▸ **What is asked**
Print each of the entries exactly, leaving nothing out.

▸ **Input for this task**
** START **
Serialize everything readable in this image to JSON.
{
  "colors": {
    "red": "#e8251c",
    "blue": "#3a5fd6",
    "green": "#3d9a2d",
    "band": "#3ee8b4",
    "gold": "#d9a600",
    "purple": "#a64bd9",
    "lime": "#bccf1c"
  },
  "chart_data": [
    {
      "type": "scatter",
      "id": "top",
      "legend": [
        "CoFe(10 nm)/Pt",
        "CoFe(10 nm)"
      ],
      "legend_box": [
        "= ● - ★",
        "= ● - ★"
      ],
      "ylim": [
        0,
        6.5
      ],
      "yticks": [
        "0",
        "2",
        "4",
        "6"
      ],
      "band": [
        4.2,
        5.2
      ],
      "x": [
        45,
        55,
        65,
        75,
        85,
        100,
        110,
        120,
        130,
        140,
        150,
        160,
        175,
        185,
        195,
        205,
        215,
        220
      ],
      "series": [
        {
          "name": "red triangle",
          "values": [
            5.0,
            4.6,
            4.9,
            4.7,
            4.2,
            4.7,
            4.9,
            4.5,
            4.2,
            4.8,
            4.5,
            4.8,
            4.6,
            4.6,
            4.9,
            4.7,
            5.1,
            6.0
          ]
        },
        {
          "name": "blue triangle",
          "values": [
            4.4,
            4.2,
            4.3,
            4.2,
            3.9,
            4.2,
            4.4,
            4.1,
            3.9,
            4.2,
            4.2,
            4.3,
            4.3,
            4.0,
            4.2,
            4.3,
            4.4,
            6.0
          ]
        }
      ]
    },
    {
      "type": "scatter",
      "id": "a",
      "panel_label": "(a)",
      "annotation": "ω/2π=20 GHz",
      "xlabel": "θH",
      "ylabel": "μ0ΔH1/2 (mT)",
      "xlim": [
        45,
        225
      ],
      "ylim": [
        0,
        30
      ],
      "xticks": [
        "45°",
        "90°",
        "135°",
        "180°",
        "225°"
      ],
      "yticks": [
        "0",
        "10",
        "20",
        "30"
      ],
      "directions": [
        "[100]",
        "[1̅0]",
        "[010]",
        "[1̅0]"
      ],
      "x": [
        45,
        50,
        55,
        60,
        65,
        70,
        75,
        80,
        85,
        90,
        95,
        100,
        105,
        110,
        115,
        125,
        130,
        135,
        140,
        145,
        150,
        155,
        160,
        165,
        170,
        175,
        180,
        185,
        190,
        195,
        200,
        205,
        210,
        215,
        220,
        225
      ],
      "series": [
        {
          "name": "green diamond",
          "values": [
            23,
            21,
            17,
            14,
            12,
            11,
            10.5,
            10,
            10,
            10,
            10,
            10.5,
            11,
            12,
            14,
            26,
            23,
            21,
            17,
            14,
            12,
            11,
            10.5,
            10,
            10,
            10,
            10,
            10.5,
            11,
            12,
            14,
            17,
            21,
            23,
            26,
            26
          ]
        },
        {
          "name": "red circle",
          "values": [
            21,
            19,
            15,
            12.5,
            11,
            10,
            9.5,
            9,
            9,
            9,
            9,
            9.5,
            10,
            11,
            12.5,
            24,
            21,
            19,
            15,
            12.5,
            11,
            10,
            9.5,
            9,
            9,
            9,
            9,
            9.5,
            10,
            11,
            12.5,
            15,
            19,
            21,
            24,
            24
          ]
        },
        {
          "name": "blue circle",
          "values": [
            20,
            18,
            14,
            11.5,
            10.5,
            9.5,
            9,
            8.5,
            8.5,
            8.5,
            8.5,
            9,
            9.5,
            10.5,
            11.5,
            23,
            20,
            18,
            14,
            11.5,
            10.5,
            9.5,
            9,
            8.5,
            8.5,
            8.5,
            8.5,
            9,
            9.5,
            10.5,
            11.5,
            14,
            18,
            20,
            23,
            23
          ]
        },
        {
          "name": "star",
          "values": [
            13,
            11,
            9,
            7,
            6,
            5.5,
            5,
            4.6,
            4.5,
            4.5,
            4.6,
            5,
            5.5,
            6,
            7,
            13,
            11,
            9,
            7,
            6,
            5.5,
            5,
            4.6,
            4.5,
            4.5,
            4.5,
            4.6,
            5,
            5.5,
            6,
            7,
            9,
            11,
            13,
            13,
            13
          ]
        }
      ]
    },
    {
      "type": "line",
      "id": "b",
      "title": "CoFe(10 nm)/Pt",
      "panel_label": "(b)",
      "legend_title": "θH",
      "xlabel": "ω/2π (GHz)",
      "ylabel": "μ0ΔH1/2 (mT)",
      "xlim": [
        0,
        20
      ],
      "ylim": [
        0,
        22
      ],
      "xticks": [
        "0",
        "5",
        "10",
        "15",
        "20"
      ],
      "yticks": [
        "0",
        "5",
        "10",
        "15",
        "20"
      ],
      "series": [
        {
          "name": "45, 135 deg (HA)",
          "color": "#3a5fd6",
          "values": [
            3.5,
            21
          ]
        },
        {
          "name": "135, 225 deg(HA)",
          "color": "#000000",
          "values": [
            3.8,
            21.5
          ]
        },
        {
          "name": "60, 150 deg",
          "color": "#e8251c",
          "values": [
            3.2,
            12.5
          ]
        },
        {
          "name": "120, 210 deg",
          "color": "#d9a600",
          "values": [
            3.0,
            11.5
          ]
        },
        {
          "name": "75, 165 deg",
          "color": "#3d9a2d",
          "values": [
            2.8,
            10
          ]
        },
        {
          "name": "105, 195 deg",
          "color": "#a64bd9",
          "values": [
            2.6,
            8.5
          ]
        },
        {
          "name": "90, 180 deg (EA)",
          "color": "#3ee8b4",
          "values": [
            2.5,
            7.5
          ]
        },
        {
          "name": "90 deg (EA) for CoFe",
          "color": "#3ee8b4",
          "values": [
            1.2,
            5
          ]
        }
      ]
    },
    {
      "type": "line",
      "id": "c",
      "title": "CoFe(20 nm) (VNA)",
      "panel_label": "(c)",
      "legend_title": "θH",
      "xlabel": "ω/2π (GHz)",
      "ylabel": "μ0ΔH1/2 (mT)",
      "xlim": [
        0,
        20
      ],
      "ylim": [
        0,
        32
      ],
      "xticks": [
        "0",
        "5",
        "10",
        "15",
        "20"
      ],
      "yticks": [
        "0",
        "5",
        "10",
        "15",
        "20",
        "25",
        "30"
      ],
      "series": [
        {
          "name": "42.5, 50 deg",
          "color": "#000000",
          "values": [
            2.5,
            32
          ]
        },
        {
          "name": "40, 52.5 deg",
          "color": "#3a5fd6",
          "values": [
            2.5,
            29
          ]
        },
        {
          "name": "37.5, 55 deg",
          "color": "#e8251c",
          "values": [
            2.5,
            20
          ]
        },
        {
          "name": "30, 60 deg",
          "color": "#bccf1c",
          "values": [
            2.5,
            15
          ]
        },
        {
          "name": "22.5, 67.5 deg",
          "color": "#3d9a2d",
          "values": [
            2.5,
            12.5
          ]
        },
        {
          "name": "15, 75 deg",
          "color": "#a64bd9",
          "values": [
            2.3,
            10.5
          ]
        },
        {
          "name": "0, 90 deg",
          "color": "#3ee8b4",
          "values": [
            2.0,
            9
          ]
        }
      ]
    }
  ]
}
** END **
▸ **Output below**
Serialize everything readable in this image to JSON.
{
  "colors": {
    "red": "#e8251c",
    "blue": "#3a5fd6",
    "green": "#3d9a2d",
    "band": "#3ee8b4",
    "gold": "#d9a600",
    "purple": "#a64bd9",
    "lime": "#bccf1c"
  },
  "chart_data": [
    {
      "type": "scatter",
      "id": "top",
      "legend": [
        "CoFe(10 nm)/Pt",
        "CoFe(10 nm)"
      ],
      "legend_box": [
        "= ● - ★",
        "= ● - ★"
      ],
      "ylim": [
        0,
        6.5
      ],
      "yticks": [
        "0",
        "2",
        "4",
        "6"
      ],
      "band": [
        4.2,
        5.2
      ],
      "x": [
        45,
        55,
        65,
        75,
        85,
        100,
        110,
        120,
        130,
        140,
        150,
        160,
        175,
        185,
        195,
        205,
        215,
        220
      ],
      "series": [
        {
          "name": "red triangle",
          "values": [
            5.0,
            4.6,
            4.9,
            4.7,
            4.2,
            4.7,
            4.9,
            4.5,
            4.2,
            4.8,
            4.5,
            4.8,
            4.6,
            4.6,
            4.9,
            4.7,
            5.1,
            6.0
          ]
        },
        {
          "name": "blue triangle",
          "values": [
            4.4,
            4.2,
            4.3,
            4.2,
            3.9,
            4.2,
            4.4,
            4.1,
            3.9,
            4.2,
            4.2,
            4.3,
            4.3,
            4.0,
            4.2,
            4.3,
            4.4,
            6.0
          ]
        }
      ]
    },
    {
      "type": "scatter",
      "id": "a",
      "panel_label": "(a)",
      "annotation": "ω/2π=20 GHz",
      "xlabel": "θH",
      "ylabel": "μ0ΔH1/2 (mT)",
      "xlim": [
        45,
        225
      ],
      "ylim": [
        0,
        30
      ],
      "xticks": [
        "45°",
        "90°",
        "135°",
        "180°",
        "225°"
      ],
      "yticks": [
        "0",
        "10",
        "20",
        "30"
      ],
      "directions": [
        "[100]",
        "[1̅0]",
        "[010]",
        "[1̅0]"
      ],
      "x": [
        45,
        50,
        55,
        60,
        65,
        70,
        75,
        80,
        85,
        90,
        95,
        100,
        105,
        110,
        115,
        125,
        130,
        135,
        140,
        145,
        150,
        155,
        160,
        165,
        170,
        175,
        180,
        185,
        190,
        195,
        200,
        205,
        210,
        215,
        220,
        225
      ],
      "series": [
        {
          "name": "green diamond",
          "values": [
            23,
            21,
            17,
            14,
            12,
            11,
            10.5,
            10,
            10,
            10,
            10,
            10.5,
            11,
            12,
            14,
            26,
            23,
            21,
            17,
            14,
            12,
            11,
            10.5,
            10,
            10,
            10,
            10,
            10.5,
            11,
            12,
            14,
            17,
            21,
            23,
            26,
            26
          ]
        },
        {
          "name": "red circle",
          "values": [
            21,
            19,
            15,
            12.5,
            11,
            10,
            9.5,
            9,
            9,
            9,
            9,
            9.5,
            10,
            11,
            12.5,
            24,
            21,
            19,
            15,
            12.5,
            11,
            10,
            9.5,
            9,
            9,
            9,
            9,
            9.5,
            10,
            11,
            12.5,
            15,
            19,
            21,
            24,
            24
          ]
        },
        {
          "name": "blue circle",
          "values": [
            20,
            18,
            14,
            11.5,
            10.5,
            9.5,
            9,
            8.5,
            8.5,
            8.5,
            8.5,
            9,
            9.5,
            10.5,
            11.5,
            23,
            20,
            18,
            14,
            11.5,
            10.5,
            9.5,
            9,
            8.5,
            8.5,
            8.5,
            8.5,
            9,
            9.5,
            10.5,
            11.5,
            14,
            18,
            20,
            23,
            23
          ]
        },
        {
          "name": "star",
          "values": [
            13,
            11,
            9,
            7,
            6,
            5.5,
            5,
            4.6,
            4.5,
            4.5,
            4.6,
            5,
            5.5,
            6,
            7,
            13,
            11,
            9,
            7,
            6,
            5.5,
            5,
            4.6,
            4.5,
            4.5,
            4.5,
            4.6,
            5,
            5.5,
            6,
            7,
            9,
            11,
            13,
            13,
            13
          ]
        }
      ]
    },
    {
      "type": "line",
      "id": "b",
      "title": "CoFe(10 nm)/Pt",
      "panel_label": "(b)",
      "legend_title": "θH",
      "xlabel": "ω/2π (GHz)",
      "ylabel": "μ0ΔH1/2 (mT)",
      "xlim": [
        0,
        20
      ],
      "ylim": [
        0,
        22
      ],
      "xticks": [
        "0",
        "5",
        "10",
        "15",
        "20"
      ],
      "yticks": [
        "0",
        "5",
        "10",
        "15",
        "20"
      ],
      "series": [
        {
          "name": "45, 135 deg (HA)",
          "color": "#3a5fd6",
          "values": [
            3.5,
            21
          ]
        },
        {
          "name": "135, 225 deg(HA)",
          "color": "#000000",
          "values": [
            3.8,
            21.5
          ]
        },
        {
          "name": "60, 150 deg",
          "color": "#e8251c",
          "values": [
            3.2,
            12.5
          ]
        },
        {
          "name": "120, 210 deg",
          "color": "#d9a600",
          "values": [
            3.0,
            11.5
          ]
        },
        {
          "name": "75, 165 deg",
          "color": "#3d9a2d",
          "values": [
            2.8,
            10
          ]
        },
        {
          "name": "105, 195 deg",
          "color": "#a64bd9",
          "values": [
            2.6,
            8.5
          ]
        },
        {
          "name": "90, 180 deg (EA)",
          "color": "#3ee8b4",
          "values": [
            2.5,
            7.5
          ]
        },
        {
          "name": "90 deg (EA) for CoFe",
          "color": "#3ee8b4",
          "values": [
            1.2,
            5
          ]
        }
      ]
    },
    {
      "type": "line",
      "id": "c",
      "title": "CoFe(20 nm) (VNA)",
      "panel_label": "(c)",
      "legend_title": "θH",
      "xlabel": "ω/2π (GHz)",
      "ylabel": "μ0ΔH1/2 (mT)",
      "xlim": [
        0,
        20
      ],
      "ylim": [
        0,
        32
      ],
      "xticks": [
        "0",
        "5",
        "10",
        "15",
        "20"
      ],
      "yticks": [
        "0",
        "5",
        "10",
        "15",
        "20",
        "25",
        "30"
      ],
      "series": [
        {
          "name": "42.5, 50 deg",
          "color": "#000000",
          "values": [
            2.5,
            32
          ]
        },
        {
          "name": "40, 52.5 deg",
          "color": "#3a5fd6",
          "values": [
            2.5,
            29
          ]
        },
        {
          "name": "37.5, 55 deg",
          "color": "#e8251c",
          "values": [
            2.5,
            20
          ]
        },
        {
          "name": "30, 60 deg",
          "color": "#bccf1c",
          "values": [
            2.5,
            15
          ]
        },
        {
          "name": "22.5, 67.5 deg",
          "color": "#3d9a2d",
          "values": [
            2.5,
            12.5
          ]
        },
        {
          "name": "15, 75 deg",
          "color": "#a64bd9",
          "values": [
            2.3,
            10.5
          ]
        },
        {
          "name": "0, 90 deg",
          "color": "#3ee8b4",
          "values": [
            2.0,
            9
          ]
        }
      ]
    }
  ]
}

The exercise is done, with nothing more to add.